### [What needs to be done]
Transcribe the listing verbatim. Do not carry over any pictures.

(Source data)
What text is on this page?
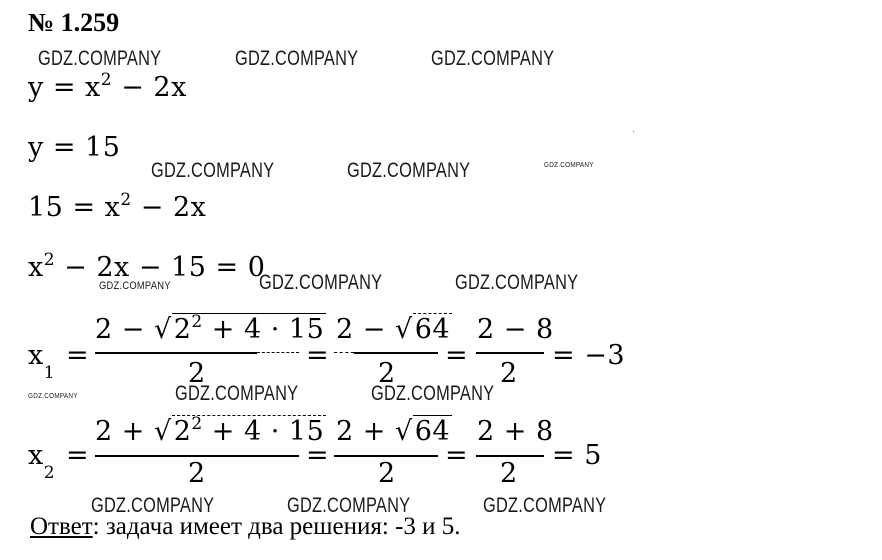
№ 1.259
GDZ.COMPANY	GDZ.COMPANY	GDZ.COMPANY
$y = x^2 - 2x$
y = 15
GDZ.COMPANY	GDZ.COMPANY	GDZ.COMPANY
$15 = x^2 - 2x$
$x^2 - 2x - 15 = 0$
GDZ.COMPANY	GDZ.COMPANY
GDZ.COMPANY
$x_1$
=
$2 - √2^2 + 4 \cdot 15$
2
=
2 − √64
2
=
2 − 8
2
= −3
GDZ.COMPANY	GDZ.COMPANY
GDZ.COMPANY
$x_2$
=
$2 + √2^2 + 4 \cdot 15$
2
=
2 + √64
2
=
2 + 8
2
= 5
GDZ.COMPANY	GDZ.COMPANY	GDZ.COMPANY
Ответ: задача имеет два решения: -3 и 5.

### [Task solution]
What text is on this page?
№ 1.259
GDZ.COMPANY	GDZ.COMPANY	GDZ.COMPANY
$y = x^2 - 2x$
y = 15
GDZ.COMPANY	GDZ.COMPANY	GDZ.COMPANY
$15 = x^2 - 2x$
$x^2 - 2x - 15 = 0$
GDZ.COMPANY	GDZ.COMPANY
GDZ.COMPANY
$x_1$
=
$2 - √2^2 + 4 \cdot 15$
2
=
2 − √64
2
=
2 − 8
2
= −3
GDZ.COMPANY	GDZ.COMPANY
GDZ.COMPANY
$x_2$
=
$2 + √2^2 + 4 \cdot 15$
2
=
2 + √64
2
=
2 + 8
2
= 5
GDZ.COMPANY	GDZ.COMPANY	GDZ.COMPANY
Ответ: задача имеет два решения: -3 и 5.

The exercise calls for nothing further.